Given exercise: In the entries below, find every line holding the string "true" and collect it.

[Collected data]
"""

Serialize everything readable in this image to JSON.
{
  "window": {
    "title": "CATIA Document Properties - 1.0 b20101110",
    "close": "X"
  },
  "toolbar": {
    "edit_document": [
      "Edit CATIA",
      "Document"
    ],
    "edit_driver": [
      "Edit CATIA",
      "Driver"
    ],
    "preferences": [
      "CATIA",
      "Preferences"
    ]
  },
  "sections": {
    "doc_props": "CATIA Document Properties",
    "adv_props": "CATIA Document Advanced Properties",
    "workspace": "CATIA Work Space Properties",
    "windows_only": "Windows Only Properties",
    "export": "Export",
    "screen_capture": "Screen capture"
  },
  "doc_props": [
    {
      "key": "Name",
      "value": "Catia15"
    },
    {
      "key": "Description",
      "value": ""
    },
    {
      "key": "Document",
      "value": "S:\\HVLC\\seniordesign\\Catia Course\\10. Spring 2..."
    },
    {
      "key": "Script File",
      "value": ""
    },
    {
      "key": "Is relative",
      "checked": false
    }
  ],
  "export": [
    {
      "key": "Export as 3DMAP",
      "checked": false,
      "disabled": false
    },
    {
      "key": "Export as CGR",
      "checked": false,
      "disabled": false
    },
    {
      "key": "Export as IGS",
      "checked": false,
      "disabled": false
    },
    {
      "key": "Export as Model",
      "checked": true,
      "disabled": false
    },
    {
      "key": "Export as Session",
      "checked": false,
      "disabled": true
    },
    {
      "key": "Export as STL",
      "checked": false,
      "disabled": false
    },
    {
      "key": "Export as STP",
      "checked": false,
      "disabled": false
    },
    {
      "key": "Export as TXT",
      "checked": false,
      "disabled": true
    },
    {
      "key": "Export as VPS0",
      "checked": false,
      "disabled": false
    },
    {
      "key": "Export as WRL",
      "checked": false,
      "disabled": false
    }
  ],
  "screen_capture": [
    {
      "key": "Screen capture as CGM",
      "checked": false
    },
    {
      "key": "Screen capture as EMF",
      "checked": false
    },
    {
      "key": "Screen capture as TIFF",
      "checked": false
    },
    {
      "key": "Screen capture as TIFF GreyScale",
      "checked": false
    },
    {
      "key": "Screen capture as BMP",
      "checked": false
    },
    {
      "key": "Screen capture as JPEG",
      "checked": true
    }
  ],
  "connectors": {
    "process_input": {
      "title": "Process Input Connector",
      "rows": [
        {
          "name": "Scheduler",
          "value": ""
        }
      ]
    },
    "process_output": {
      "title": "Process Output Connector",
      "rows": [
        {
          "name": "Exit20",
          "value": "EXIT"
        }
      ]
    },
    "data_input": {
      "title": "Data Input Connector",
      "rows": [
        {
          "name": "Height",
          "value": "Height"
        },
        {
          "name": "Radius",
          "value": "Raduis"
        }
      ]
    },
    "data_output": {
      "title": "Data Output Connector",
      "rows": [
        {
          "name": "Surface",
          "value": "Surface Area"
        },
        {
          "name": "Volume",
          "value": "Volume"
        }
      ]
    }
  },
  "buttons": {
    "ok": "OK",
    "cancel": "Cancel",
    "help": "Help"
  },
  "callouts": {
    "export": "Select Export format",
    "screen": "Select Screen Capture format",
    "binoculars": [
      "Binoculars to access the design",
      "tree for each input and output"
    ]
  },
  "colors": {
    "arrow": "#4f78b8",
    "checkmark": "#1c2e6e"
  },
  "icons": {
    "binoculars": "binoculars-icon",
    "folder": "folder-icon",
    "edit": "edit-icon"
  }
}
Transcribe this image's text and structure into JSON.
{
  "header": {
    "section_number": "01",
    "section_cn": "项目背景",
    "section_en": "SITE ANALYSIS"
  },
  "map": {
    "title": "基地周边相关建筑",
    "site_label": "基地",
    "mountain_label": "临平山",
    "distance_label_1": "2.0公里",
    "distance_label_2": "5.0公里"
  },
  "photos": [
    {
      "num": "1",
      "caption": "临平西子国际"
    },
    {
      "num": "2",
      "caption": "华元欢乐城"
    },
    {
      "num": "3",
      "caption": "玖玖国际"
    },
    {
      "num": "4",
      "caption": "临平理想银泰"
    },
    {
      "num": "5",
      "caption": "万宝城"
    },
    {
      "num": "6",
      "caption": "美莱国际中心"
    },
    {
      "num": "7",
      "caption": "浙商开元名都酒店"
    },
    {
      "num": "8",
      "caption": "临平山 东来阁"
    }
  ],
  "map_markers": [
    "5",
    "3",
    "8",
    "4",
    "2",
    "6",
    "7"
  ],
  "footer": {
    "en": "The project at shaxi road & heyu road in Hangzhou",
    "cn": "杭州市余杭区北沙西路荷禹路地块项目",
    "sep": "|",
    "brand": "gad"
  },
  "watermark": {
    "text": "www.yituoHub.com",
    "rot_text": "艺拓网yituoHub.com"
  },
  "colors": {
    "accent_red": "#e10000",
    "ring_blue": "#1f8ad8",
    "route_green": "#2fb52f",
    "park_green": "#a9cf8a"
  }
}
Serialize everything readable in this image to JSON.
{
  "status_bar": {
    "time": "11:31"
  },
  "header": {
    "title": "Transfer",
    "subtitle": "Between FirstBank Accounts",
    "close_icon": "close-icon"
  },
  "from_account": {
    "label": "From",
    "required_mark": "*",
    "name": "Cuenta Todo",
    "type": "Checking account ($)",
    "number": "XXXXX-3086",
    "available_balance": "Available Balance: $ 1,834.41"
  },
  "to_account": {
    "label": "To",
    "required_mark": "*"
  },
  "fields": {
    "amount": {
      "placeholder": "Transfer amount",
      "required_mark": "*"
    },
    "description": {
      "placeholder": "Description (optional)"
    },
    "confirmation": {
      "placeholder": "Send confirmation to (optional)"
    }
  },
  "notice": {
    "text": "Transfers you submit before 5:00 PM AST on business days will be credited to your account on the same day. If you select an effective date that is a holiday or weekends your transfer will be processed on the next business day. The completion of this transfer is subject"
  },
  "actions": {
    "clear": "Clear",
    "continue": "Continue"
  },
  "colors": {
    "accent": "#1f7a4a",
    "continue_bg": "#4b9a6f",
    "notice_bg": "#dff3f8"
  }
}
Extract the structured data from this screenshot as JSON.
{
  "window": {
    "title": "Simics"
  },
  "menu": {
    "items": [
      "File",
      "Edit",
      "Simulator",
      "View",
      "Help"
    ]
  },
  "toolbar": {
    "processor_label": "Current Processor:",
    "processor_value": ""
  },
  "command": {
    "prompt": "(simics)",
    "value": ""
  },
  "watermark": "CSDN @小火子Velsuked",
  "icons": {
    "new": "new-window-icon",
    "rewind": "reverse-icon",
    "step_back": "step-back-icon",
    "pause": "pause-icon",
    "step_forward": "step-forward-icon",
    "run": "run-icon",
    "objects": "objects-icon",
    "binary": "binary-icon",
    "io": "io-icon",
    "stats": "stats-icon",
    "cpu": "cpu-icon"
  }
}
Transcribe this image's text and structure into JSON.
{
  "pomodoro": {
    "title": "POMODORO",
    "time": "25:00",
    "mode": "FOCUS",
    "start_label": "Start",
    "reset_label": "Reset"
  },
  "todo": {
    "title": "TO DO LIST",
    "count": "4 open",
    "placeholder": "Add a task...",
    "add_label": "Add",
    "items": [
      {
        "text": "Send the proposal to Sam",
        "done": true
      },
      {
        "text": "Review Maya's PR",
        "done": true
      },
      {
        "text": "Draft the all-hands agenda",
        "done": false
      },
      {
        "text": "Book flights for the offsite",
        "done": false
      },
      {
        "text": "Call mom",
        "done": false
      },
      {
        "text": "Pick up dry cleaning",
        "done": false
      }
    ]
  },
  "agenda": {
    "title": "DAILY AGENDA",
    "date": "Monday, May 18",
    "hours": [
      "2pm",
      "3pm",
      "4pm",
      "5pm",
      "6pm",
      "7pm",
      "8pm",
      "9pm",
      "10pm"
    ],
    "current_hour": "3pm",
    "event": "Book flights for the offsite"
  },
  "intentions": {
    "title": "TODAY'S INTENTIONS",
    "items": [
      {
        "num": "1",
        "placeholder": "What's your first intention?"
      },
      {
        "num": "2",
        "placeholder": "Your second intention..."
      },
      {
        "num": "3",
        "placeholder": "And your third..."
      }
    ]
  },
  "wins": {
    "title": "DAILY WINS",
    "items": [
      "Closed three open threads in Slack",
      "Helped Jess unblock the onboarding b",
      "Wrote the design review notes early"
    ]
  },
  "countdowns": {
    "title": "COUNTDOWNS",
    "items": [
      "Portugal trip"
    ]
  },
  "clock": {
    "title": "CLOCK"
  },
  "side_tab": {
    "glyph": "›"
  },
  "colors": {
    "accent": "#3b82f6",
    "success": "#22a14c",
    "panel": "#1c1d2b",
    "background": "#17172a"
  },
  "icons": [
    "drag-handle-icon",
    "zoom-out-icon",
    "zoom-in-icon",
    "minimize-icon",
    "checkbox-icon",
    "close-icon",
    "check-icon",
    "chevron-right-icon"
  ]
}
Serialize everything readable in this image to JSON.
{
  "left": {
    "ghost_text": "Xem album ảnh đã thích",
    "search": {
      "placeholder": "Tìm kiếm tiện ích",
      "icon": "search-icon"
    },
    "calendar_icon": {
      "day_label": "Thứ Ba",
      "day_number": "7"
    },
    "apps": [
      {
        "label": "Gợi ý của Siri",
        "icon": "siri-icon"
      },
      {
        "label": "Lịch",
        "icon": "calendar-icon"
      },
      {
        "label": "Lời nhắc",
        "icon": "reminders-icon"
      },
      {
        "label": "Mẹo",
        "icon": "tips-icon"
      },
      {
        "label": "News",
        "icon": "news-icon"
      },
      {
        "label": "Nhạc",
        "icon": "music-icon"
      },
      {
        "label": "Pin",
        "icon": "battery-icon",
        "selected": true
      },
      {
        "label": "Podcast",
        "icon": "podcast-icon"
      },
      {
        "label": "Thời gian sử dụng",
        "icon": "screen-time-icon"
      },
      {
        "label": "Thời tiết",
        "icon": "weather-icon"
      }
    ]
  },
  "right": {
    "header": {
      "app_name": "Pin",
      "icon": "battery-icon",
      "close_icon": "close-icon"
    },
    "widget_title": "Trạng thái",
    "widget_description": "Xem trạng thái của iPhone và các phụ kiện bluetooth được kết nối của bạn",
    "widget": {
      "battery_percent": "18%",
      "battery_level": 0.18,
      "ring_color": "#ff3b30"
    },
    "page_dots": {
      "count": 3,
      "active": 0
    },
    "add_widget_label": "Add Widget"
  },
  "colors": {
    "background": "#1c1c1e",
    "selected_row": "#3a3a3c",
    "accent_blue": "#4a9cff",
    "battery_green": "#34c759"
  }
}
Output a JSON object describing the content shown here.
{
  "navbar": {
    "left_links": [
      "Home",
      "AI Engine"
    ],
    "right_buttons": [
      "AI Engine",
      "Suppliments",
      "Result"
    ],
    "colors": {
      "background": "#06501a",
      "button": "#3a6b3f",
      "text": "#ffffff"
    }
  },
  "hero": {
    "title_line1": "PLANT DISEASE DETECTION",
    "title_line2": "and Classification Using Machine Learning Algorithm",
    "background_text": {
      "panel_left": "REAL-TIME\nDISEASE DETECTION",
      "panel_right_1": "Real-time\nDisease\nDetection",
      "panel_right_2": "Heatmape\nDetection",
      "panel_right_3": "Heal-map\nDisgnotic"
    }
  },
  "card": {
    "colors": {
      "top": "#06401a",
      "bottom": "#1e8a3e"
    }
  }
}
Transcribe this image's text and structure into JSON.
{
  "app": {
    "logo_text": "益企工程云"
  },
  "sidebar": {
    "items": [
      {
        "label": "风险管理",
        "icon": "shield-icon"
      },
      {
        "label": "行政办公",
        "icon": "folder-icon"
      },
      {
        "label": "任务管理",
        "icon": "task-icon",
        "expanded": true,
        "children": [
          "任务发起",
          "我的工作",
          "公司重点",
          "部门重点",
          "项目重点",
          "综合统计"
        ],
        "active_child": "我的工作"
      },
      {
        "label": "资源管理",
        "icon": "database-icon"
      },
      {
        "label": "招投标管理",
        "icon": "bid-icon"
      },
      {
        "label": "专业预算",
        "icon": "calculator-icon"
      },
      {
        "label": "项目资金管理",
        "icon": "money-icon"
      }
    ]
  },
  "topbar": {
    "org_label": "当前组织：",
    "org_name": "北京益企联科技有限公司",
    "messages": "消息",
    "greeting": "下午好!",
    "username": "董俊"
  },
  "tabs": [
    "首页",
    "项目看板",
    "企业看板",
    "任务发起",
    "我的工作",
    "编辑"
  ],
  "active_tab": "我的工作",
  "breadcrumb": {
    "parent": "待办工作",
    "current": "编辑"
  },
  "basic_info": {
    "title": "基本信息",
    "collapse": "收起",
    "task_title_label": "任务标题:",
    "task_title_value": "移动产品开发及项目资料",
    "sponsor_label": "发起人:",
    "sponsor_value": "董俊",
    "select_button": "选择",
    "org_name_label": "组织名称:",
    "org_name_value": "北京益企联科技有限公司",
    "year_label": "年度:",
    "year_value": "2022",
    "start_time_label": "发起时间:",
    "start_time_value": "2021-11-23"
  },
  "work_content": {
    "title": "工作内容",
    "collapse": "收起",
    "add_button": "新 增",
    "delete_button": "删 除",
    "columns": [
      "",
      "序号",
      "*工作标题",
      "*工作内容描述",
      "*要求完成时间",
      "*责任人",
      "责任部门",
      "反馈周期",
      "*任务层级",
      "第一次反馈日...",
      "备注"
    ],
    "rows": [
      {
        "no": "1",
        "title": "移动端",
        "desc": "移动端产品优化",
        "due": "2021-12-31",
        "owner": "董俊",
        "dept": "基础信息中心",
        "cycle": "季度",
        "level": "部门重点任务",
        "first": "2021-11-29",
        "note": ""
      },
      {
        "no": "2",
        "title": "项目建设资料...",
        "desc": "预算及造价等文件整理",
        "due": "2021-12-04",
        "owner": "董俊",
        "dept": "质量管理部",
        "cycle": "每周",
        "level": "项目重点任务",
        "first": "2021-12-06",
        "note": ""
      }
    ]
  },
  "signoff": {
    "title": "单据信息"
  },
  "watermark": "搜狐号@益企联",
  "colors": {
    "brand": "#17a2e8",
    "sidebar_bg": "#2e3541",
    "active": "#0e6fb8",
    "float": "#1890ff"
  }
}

"""

Final answer:
      "checked": true,
      "disabled": true
      "disabled": true
      "checked": true
        "done": true
        "done": true
        "selected": true
        "expanded": true,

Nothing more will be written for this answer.